[Data for the task]
☆ ☆ ☆ ☆ ☆
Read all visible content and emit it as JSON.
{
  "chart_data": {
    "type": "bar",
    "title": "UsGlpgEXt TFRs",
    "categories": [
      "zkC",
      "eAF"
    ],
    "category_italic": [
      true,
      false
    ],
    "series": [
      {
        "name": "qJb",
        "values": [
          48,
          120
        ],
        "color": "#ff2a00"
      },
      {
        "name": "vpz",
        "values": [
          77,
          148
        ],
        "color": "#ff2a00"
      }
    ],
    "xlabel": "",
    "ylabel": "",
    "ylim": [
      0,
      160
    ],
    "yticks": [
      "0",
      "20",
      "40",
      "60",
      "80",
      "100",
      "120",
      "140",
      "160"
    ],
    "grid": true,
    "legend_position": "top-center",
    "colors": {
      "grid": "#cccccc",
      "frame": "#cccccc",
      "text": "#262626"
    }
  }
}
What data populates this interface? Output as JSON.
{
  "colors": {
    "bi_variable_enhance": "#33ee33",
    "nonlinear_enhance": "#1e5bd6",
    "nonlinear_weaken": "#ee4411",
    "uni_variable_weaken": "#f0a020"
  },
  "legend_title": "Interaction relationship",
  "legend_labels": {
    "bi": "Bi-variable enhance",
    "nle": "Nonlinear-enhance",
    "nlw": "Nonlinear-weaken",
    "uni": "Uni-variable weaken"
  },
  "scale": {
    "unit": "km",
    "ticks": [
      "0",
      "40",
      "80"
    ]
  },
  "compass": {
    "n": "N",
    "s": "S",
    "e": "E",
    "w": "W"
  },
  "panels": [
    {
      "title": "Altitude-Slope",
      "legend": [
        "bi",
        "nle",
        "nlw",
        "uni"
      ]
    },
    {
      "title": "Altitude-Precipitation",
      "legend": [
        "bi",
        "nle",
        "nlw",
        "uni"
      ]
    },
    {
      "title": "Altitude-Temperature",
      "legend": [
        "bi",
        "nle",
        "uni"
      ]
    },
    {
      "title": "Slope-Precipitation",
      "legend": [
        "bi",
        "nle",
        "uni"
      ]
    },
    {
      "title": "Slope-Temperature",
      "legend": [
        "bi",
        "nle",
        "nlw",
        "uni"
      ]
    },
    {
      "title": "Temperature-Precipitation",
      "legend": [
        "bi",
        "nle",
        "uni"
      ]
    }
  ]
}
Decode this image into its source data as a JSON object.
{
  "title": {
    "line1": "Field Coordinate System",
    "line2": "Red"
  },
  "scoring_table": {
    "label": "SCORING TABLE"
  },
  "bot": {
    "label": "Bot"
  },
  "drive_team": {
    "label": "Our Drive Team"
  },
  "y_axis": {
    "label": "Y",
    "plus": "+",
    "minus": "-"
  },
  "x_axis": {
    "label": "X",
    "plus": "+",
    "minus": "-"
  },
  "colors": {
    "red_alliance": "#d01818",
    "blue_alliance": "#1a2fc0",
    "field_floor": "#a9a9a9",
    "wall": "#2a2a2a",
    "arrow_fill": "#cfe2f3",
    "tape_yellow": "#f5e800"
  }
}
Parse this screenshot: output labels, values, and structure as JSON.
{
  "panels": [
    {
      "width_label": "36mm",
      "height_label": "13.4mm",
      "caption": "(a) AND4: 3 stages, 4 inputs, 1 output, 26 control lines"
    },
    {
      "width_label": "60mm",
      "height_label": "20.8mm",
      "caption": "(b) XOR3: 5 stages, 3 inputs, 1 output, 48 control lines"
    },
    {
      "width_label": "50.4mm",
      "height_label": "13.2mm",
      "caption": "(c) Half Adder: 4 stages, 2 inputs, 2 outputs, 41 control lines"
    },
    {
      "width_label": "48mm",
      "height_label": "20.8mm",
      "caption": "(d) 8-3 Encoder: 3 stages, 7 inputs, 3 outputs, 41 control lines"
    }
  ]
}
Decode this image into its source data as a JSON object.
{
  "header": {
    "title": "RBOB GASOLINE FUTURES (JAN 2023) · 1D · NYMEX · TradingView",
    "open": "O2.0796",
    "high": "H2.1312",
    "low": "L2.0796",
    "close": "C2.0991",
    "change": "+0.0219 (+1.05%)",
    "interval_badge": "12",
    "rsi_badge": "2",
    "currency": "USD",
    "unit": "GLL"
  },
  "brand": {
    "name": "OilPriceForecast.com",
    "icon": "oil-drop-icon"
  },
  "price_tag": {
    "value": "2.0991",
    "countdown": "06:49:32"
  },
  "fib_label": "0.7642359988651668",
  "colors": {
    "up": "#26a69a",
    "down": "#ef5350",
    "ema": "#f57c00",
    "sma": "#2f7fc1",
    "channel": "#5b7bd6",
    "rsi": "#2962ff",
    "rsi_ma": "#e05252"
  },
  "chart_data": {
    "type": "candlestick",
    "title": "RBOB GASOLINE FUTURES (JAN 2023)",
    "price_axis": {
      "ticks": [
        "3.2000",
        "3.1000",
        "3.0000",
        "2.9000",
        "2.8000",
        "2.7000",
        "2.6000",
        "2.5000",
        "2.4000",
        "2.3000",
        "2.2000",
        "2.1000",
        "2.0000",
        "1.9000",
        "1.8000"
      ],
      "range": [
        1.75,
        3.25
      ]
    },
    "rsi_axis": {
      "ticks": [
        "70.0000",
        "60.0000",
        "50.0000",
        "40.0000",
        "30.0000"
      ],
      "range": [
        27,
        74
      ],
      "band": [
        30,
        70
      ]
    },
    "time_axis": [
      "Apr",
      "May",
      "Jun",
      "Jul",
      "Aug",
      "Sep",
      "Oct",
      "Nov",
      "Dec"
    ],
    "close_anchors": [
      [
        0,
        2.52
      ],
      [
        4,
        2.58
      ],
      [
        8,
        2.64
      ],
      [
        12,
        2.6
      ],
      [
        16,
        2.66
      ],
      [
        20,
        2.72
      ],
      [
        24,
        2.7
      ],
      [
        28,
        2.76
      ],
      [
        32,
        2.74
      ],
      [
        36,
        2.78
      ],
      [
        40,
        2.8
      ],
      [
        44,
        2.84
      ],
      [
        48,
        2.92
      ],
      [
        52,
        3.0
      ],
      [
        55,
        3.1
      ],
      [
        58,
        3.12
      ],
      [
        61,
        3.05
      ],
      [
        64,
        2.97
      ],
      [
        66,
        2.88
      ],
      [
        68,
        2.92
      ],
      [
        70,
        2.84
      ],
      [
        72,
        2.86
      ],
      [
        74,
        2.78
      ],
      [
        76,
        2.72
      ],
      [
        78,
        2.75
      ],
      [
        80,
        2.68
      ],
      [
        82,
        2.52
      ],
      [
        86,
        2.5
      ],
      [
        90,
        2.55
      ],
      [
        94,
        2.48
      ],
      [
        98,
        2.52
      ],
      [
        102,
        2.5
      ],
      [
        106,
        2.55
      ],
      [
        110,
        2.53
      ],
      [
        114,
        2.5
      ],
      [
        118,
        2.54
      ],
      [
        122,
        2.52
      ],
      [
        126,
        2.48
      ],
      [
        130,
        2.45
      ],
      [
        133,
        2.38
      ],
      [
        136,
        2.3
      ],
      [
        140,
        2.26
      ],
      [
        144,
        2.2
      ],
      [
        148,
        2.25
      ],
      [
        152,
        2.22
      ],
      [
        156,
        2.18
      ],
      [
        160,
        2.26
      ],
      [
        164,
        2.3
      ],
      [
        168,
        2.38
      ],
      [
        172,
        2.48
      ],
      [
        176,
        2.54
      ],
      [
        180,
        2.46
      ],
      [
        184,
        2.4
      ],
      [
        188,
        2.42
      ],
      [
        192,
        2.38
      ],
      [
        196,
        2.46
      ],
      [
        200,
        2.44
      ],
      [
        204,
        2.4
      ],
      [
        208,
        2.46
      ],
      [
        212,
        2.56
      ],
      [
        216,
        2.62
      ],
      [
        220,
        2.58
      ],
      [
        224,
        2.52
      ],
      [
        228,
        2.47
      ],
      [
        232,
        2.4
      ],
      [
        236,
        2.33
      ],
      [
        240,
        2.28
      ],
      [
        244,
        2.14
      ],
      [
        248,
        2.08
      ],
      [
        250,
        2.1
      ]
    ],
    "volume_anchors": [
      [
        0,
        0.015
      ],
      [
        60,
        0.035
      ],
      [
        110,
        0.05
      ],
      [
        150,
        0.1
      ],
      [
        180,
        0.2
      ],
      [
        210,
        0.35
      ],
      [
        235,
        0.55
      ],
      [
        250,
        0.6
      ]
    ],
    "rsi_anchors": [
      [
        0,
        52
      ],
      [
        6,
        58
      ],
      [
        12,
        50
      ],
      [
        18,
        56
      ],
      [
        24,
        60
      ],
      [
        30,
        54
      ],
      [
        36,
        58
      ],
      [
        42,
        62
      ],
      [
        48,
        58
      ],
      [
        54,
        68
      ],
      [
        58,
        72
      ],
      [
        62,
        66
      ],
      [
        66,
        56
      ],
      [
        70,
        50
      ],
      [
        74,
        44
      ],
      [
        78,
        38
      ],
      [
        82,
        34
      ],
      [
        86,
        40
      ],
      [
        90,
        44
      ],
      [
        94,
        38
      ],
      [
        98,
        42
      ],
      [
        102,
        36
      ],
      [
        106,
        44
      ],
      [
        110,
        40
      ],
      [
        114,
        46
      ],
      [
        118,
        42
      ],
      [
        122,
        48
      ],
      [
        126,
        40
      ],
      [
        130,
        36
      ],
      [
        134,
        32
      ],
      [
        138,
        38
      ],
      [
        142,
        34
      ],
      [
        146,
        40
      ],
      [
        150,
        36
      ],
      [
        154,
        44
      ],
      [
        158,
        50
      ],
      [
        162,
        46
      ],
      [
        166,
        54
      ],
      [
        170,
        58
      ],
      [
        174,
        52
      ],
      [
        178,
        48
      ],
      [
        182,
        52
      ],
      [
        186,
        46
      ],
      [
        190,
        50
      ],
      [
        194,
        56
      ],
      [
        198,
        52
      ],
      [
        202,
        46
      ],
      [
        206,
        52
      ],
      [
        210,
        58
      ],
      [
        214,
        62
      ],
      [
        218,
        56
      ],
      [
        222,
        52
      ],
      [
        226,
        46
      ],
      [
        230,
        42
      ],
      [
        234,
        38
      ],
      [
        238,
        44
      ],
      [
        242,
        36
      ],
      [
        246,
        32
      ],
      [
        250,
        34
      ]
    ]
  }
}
☆ ☆ ☆ ☆ ☆
[Required work] Determine the number of lines containing "Altitude". Write only that number.

[Written solution] 3